> _AIM_
Give all of the lines again exactly as they read.

### DATA FOR PROCESSING

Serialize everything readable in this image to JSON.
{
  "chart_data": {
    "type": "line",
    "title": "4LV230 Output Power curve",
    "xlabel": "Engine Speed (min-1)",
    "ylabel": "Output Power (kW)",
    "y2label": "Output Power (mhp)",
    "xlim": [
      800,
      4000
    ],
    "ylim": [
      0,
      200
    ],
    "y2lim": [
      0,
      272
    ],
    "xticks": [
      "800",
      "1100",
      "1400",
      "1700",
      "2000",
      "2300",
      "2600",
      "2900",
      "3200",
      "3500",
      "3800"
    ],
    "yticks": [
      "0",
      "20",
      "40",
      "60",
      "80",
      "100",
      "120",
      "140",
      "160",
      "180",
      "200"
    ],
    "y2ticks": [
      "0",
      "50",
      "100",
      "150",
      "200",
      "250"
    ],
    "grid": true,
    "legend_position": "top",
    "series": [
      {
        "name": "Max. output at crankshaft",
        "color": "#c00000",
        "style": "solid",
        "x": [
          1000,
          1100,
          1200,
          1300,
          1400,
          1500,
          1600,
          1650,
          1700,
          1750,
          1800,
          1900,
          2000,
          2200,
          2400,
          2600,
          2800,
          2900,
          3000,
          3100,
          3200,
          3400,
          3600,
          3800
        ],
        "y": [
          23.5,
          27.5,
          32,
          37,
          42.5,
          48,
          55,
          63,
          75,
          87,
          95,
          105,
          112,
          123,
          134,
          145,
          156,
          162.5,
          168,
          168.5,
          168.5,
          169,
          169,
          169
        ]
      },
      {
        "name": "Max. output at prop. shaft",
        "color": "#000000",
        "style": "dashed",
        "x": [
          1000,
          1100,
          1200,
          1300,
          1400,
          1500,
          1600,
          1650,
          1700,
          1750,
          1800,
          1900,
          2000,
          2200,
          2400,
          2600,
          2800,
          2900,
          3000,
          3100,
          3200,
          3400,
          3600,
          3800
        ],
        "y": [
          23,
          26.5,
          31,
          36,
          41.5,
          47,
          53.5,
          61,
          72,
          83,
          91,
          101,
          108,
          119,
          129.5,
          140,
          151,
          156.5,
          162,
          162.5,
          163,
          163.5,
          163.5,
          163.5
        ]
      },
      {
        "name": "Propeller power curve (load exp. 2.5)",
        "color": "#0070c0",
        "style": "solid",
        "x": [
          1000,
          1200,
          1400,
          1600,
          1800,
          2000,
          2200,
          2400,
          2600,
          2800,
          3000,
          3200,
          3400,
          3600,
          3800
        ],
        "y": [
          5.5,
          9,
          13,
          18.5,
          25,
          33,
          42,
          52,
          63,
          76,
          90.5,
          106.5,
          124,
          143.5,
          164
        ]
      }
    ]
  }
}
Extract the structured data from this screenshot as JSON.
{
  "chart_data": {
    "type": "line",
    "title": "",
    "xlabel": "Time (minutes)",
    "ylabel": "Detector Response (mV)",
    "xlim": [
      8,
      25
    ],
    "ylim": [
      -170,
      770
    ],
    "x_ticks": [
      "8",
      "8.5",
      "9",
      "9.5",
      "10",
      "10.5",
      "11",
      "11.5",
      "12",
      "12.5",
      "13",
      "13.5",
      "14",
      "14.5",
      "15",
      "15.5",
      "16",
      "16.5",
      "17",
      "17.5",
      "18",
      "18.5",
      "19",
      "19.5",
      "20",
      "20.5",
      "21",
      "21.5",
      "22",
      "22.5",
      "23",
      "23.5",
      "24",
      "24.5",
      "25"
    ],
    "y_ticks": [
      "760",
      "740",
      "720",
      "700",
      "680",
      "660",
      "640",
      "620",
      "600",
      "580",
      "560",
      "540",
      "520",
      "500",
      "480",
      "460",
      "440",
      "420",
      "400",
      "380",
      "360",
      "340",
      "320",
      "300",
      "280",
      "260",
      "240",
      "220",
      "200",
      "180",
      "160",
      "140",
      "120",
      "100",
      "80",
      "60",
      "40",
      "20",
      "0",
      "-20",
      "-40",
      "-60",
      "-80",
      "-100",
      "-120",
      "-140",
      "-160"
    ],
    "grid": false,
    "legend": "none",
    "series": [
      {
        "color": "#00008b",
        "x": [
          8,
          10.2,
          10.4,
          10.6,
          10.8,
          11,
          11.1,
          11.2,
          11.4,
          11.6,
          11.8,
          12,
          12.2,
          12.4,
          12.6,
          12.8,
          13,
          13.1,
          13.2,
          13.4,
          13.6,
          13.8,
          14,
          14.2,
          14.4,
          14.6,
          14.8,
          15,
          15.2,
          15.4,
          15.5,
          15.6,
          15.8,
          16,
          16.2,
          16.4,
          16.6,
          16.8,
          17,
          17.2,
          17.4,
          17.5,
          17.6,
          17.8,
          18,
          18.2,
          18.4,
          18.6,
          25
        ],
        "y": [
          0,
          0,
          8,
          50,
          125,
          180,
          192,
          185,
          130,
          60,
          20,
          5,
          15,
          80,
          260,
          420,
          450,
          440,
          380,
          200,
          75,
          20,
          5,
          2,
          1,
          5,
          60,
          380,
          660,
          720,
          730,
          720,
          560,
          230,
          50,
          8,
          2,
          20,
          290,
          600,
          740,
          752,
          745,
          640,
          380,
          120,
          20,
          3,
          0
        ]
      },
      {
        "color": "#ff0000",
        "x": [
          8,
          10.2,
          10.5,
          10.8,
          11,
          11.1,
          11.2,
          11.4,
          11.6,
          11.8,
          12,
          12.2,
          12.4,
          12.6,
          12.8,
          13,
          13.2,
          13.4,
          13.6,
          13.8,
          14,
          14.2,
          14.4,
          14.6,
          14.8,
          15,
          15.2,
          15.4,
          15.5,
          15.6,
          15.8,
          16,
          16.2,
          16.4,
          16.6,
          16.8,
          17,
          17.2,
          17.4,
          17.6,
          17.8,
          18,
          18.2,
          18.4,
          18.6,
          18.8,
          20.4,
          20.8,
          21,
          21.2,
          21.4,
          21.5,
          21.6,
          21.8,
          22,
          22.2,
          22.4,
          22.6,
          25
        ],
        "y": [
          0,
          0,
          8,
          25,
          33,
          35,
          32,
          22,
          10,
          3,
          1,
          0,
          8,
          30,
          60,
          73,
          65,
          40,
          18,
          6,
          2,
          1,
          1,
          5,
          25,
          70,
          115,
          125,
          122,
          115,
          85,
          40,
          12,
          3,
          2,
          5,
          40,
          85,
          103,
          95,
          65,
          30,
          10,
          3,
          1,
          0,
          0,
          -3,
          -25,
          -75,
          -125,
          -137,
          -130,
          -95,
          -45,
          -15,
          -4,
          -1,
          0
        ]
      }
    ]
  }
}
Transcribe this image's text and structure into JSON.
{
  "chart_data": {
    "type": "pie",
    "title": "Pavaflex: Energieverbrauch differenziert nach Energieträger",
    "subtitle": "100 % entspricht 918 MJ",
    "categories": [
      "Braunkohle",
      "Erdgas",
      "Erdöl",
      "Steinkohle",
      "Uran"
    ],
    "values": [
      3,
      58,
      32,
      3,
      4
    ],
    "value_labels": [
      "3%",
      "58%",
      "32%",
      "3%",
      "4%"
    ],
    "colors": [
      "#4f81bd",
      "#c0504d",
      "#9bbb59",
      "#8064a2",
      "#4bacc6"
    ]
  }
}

######

> _WRITTEN ANSWER_
Serialize everything readable in this image to JSON.
{
  "chart_data": {
    "type": "line",
    "title": "4LV230 Output Power curve",
    "xlabel": "Engine Speed (min-1)",
    "ylabel": "Output Power (kW)",
    "y2label": "Output Power (mhp)",
    "xlim": [
      800,
      4000
    ],
    "ylim": [
      0,
      200
    ],
    "y2lim": [
      0,
      272
    ],
    "xticks": [
      "800",
      "1100",
      "1400",
      "1700",
      "2000",
      "2300",
      "2600",
      "2900",
      "3200",
      "3500",
      "3800"
    ],
    "yticks": [
      "0",
      "20",
      "40",
      "60",
      "80",
      "100",
      "120",
      "140",
      "160",
      "180",
      "200"
    ],
    "y2ticks": [
      "0",
      "50",
      "100",
      "150",
      "200",
      "250"
    ],
    "grid": true,
    "legend_position": "top",
    "series": [
      {
        "name": "Max. output at crankshaft",
        "color": "#c00000",
        "style": "solid",
        "x": [
          1000,
          1100,
          1200,
          1300,
          1400,
          1500,
          1600,
          1650,
          1700,
          1750,
          1800,
          1900,
          2000,
          2200,
          2400,
          2600,
          2800,
          2900,
          3000,
          3100,
          3200,
          3400,
          3600,
          3800
        ],
        "y": [
          23.5,
          27.5,
          32,
          37,
          42.5,
          48,
          55,
          63,
          75,
          87,
          95,
          105,
          112,
          123,
          134,
          145,
          156,
          162.5,
          168,
          168.5,
          168.5,
          169,
          169,
          169
        ]
      },
      {
        "name": "Max. output at prop. shaft",
        "color": "#000000",
        "style": "dashed",
        "x": [
          1000,
          1100,
          1200,
          1300,
          1400,
          1500,
          1600,
          1650,
          1700,
          1750,
          1800,
          1900,
          2000,
          2200,
          2400,
          2600,
          2800,
          2900,
          3000,
          3100,
          3200,
          3400,
          3600,
          3800
        ],
        "y": [
          23,
          26.5,
          31,
          36,
          41.5,
          47,
          53.5,
          61,
          72,
          83,
          91,
          101,
          108,
          119,
          129.5,
          140,
          151,
          156.5,
          162,
          162.5,
          163,
          163.5,
          163.5,
          163.5
        ]
      },
      {
        "name": "Propeller power curve (load exp. 2.5)",
        "color": "#0070c0",
        "style": "solid",
        "x": [
          1000,
          1200,
          1400,
          1600,
          1800,
          2000,
          2200,
          2400,
          2600,
          2800,
          3000,
          3200,
          3400,
          3600,
          3800
        ],
        "y": [
          5.5,
          9,
          13,
          18.5,
          25,
          33,
          42,
          52,
          63,
          76,
          90.5,
          106.5,
          124,
          143.5,
          164
        ]
      }
    ]
  }
}
Extract the structured data from this screenshot as JSON.
{
  "chart_data": {
    "type": "line",
    "title": "",
    "xlabel": "Time (minutes)",
    "ylabel": "Detector Response (mV)",
    "xlim": [
      8,
      25
    ],
    "ylim": [
      -170,
      770
    ],
    "x_ticks": [
      "8",
      "8.5",
      "9",
      "9.5",
      "10",
      "10.5",
      "11",
      "11.5",
      "12",
      "12.5",
      "13",
      "13.5",
      "14",
      "14.5",
      "15",
      "15.5",
      "16",
      "16.5",
      "17",
      "17.5",
      "18",
      "18.5",
      "19",
      "19.5",
      "20",
      "20.5",
      "21",
      "21.5",
      "22",
      "22.5",
      "23",
      "23.5",
      "24",
      "24.5",
      "25"
    ],
    "y_ticks": [
      "760",
      "740",
      "720",
      "700",
      "680",
      "660",
      "640",
      "620",
      "600",
      "580",
      "560",
      "540",
      "520",
      "500",
      "480",
      "460",
      "440",
      "420",
      "400",
      "380",
      "360",
      "340",
      "320",
      "300",
      "280",
      "260",
      "240",
      "220",
      "200",
      "180",
      "160",
      "140",
      "120",
      "100",
      "80",
      "60",
      "40",
      "20",
      "0",
      "-20",
      "-40",
      "-60",
      "-80",
      "-100",
      "-120",
      "-140",
      "-160"
    ],
    "grid": false,
    "legend": "none",
    "series": [
      {
        "color": "#00008b",
        "x": [
          8,
          10.2,
          10.4,
          10.6,
          10.8,
          11,
          11.1,
          11.2,
          11.4,
          11.6,
          11.8,
          12,
          12.2,
          12.4,
          12.6,
          12.8,
          13,
          13.1,
          13.2,
          13.4,
          13.6,
          13.8,
          14,
          14.2,
          14.4,
          14.6,
          14.8,
          15,
          15.2,
          15.4,
          15.5,
          15.6,
          15.8,
          16,
          16.2,
          16.4,
          16.6,
          16.8,
          17,
          17.2,
          17.4,
          17.5,
          17.6,
          17.8,
          18,
          18.2,
          18.4,
          18.6,
          25
        ],
        "y": [
          0,
          0,
          8,
          50,
          125,
          180,
          192,
          185,
          130,
          60,
          20,
          5,
          15,
          80,
          260,
          420,
          450,
          440,
          380,
          200,
          75,
          20,
          5,
          2,
          1,
          5,
          60,
          380,
          660,
          720,
          730,
          720,
          560,
          230,
          50,
          8,
          2,
          20,
          290,
          600,
          740,
          752,
          745,
          640,
          380,
          120,
          20,
          3,
          0
        ]
      },
      {
        "color": "#ff0000",
        "x": [
          8,
          10.2,
          10.5,
          10.8,
          11,
          11.1,
          11.2,
          11.4,
          11.6,
          11.8,
          12,
          12.2,
          12.4,
          12.6,
          12.8,
          13,
          13.2,
          13.4,
          13.6,
          13.8,
          14,
          14.2,
          14.4,
          14.6,
          14.8,
          15,
          15.2,
          15.4,
          15.5,
          15.6,
          15.8,
          16,
          16.2,
          16.4,
          16.6,
          16.8,
          17,
          17.2,
          17.4,
          17.6,
          17.8,
          18,
          18.2,
          18.4,
          18.6,
          18.8,
          20.4,
          20.8,
          21,
          21.2,
          21.4,
          21.5,
          21.6,
          21.8,
          22,
          22.2,
          22.4,
          22.6,
          25
        ],
        "y": [
          0,
          0,
          8,
          25,
          33,
          35,
          32,
          22,
          10,
          3,
          1,
          0,
          8,
          30,
          60,
          73,
          65,
          40,
          18,
          6,
          2,
          1,
          1,
          5,
          25,
          70,
          115,
          125,
          122,
          115,
          85,
          40,
          12,
          3,
          2,
          5,
          40,
          85,
          103,
          95,
          65,
          30,
          10,
          3,
          1,
          0,
          0,
          -3,
          -25,
          -75,
          -125,
          -137,
          -130,
          -95,
          -45,
          -15,
          -4,
          -1,
          0
        ]
      }
    ]
  }
}
Transcribe this image's text and structure into JSON.
{
  "chart_data": {
    "type": "pie",
    "title": "Pavaflex: Energieverbrauch differenziert nach Energieträger",
    "subtitle": "100 % entspricht 918 MJ",
    "categories": [
      "Braunkohle",
      "Erdgas",
      "Erdöl",
      "Steinkohle",
      "Uran"
    ],
    "values": [
      3,
      58,
      32,
      3,
      4
    ],
    "value_labels": [
      "3%",
      "58%",
      "32%",
      "3%",
      "4%"
    ],
    "colors": [
      "#4f81bd",
      "#c0504d",
      "#9bbb59",
      "#8064a2",
      "#4bacc6"
    ]
  }
}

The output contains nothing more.